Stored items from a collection
● ● ●

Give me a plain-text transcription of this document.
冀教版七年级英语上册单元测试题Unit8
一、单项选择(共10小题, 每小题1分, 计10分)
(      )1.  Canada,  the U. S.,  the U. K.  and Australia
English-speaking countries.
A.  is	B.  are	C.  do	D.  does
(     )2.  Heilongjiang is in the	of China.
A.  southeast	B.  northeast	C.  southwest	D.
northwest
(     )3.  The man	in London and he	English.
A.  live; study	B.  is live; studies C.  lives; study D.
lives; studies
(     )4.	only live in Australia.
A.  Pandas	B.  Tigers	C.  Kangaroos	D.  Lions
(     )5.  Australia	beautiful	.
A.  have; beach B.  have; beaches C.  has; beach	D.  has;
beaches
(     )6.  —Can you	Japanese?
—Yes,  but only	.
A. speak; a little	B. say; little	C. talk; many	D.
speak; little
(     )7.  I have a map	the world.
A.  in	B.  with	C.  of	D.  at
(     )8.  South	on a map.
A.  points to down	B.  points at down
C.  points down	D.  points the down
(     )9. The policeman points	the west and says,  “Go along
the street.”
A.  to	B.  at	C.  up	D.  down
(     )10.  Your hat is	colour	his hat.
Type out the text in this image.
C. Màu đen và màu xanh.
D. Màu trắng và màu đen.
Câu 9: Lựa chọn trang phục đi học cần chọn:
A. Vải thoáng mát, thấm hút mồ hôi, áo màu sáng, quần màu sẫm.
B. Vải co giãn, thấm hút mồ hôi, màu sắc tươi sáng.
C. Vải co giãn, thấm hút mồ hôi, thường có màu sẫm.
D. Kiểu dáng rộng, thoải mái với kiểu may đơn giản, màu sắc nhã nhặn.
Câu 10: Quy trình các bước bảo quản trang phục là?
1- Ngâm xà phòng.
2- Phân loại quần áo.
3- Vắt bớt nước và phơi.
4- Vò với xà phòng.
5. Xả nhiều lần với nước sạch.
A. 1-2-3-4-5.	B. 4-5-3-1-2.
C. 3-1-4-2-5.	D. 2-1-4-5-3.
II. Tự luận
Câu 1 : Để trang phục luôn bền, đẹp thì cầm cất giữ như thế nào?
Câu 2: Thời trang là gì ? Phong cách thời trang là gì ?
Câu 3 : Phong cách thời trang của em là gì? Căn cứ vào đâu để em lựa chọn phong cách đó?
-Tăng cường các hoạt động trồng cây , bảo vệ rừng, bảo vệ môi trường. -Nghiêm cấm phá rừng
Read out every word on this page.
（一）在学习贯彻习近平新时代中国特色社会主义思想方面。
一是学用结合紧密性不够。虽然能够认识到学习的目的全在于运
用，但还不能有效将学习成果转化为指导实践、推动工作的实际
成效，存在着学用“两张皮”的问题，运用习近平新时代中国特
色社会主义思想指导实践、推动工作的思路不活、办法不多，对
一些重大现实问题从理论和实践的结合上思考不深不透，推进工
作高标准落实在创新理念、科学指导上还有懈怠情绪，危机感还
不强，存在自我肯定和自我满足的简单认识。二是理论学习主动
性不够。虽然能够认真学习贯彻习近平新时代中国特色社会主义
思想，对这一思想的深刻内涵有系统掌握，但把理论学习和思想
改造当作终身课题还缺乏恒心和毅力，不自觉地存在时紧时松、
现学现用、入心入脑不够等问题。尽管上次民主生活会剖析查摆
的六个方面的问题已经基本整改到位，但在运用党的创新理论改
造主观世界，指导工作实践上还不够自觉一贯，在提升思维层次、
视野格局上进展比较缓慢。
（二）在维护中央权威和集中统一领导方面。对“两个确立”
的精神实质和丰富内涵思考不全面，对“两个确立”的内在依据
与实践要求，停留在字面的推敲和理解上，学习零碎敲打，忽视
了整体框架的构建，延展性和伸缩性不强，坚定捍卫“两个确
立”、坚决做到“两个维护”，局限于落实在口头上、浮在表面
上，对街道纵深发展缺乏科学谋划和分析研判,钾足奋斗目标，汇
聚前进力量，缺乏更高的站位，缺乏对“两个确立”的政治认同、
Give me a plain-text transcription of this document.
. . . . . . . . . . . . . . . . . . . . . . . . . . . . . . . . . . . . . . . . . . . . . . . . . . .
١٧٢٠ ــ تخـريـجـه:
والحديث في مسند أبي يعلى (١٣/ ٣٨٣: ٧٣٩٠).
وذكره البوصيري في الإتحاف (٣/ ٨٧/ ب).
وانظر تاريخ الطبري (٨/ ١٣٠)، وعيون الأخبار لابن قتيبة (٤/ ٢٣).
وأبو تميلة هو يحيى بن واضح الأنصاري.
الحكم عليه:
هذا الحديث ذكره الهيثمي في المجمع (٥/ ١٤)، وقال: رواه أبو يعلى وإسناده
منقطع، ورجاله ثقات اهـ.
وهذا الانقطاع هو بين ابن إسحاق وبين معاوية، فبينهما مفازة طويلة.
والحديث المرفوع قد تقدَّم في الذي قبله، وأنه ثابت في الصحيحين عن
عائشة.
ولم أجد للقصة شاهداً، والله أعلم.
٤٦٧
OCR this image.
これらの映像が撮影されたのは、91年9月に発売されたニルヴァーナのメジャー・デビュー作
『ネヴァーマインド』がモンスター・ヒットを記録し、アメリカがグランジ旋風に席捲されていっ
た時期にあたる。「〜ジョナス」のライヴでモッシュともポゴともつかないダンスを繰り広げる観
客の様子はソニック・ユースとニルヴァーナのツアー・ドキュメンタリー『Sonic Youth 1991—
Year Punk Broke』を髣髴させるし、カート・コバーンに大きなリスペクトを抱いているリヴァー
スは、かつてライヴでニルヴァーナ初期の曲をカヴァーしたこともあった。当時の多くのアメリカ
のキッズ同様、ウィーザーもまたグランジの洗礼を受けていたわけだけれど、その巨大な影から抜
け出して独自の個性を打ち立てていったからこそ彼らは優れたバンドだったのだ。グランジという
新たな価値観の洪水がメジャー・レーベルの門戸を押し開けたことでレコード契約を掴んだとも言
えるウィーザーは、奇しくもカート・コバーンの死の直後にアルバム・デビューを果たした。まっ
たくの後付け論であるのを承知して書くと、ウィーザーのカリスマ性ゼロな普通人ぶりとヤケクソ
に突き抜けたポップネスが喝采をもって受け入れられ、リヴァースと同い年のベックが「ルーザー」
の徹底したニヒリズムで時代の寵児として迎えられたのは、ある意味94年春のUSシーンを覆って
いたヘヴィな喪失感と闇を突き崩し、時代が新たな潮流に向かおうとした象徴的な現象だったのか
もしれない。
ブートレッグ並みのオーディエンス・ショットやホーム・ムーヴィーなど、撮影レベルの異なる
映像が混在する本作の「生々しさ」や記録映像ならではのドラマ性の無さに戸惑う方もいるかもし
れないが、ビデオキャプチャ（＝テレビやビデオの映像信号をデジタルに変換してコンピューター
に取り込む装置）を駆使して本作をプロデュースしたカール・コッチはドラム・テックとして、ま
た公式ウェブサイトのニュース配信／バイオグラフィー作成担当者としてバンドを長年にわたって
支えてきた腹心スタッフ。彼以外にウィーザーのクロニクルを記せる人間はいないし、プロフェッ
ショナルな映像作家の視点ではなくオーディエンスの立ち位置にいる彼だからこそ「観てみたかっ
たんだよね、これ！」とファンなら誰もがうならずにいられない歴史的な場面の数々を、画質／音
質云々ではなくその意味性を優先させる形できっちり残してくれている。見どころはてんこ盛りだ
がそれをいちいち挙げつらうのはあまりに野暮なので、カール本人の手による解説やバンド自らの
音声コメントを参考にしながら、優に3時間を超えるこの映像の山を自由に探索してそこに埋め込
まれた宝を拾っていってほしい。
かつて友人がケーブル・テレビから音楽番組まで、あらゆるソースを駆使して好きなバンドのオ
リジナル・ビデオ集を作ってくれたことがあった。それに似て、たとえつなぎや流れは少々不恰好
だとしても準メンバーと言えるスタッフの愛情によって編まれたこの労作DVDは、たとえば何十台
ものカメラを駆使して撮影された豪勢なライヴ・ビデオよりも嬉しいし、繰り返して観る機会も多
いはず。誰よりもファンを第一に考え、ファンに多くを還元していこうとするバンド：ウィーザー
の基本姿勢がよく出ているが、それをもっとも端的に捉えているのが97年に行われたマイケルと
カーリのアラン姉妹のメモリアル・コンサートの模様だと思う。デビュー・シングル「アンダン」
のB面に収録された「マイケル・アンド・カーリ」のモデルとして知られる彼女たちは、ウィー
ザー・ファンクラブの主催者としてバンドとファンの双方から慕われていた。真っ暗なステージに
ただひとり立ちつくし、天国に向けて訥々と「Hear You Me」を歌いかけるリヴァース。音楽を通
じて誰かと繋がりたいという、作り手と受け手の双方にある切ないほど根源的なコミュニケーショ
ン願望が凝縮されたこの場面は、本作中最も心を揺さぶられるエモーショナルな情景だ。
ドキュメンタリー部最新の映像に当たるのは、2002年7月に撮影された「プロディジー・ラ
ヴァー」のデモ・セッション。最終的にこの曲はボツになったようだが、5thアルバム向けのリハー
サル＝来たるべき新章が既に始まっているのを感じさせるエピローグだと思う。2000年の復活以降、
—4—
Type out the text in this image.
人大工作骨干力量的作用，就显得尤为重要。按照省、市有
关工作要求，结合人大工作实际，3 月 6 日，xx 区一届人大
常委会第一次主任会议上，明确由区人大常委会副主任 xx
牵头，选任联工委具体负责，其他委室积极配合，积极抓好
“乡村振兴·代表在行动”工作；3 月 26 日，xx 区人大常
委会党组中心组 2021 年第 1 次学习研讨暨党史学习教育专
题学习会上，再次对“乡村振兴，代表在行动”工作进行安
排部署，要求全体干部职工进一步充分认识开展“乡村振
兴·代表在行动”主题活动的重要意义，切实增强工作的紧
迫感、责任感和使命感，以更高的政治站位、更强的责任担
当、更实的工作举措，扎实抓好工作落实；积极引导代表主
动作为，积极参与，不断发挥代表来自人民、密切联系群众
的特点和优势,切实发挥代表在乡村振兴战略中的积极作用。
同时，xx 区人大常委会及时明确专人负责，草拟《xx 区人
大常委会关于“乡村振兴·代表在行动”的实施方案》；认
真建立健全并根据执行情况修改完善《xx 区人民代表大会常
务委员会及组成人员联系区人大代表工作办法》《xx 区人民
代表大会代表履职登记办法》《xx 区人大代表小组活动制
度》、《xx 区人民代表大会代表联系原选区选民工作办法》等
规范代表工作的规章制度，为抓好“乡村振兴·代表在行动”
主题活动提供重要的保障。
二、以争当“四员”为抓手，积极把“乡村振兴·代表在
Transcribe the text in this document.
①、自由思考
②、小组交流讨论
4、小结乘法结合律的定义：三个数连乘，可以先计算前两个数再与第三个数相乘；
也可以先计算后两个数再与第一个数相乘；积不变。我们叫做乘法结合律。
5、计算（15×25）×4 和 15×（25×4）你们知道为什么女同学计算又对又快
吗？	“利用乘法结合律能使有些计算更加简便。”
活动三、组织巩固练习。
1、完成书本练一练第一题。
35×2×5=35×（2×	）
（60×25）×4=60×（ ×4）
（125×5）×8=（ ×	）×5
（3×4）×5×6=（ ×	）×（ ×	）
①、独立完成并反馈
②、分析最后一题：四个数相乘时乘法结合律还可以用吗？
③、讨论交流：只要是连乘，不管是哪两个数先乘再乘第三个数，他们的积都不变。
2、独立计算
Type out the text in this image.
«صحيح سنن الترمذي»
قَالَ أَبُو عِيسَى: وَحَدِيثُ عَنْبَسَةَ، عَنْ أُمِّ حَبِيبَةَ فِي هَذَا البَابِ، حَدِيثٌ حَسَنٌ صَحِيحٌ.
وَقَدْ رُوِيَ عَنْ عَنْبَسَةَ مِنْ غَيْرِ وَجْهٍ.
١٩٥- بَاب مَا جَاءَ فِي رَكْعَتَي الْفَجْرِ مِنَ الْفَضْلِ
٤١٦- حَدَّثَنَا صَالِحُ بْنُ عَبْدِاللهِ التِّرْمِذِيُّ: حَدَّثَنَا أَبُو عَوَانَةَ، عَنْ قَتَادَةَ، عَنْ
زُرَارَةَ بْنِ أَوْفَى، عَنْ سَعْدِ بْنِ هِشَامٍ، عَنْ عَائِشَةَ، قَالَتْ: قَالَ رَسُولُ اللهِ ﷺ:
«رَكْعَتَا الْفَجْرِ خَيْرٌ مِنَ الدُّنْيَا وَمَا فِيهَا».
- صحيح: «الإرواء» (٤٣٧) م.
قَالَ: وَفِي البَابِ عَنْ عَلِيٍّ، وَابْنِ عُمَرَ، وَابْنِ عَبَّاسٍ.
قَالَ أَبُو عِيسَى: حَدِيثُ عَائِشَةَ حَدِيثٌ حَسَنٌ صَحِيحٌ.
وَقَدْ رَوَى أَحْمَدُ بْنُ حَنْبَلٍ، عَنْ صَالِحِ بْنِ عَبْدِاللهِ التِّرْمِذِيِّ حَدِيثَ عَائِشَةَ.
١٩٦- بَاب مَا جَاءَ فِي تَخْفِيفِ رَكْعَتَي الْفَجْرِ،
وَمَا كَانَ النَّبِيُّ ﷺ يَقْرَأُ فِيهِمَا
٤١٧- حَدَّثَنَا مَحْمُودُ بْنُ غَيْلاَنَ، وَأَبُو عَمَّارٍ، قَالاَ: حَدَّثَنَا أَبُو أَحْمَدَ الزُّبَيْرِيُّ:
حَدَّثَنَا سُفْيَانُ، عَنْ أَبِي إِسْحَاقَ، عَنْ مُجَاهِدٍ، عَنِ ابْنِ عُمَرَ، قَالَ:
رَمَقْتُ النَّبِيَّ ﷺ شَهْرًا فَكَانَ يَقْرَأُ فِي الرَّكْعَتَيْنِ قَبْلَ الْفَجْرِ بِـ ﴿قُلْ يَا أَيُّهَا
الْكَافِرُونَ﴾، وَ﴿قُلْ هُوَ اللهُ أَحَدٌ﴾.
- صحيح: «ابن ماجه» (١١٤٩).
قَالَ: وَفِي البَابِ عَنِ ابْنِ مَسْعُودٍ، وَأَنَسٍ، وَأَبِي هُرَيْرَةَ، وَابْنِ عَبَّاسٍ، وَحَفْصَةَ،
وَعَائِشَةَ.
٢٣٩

● ● ●

GIVEN EXERCISE
Look over the listing. Pull out every line with the string "quần" in it.

CORRECT RESPONSE
A. Vải thoáng mát, thấm hút mồ hôi, áo màu sáng, quần màu sẫm.
2- Phân loại quần áo.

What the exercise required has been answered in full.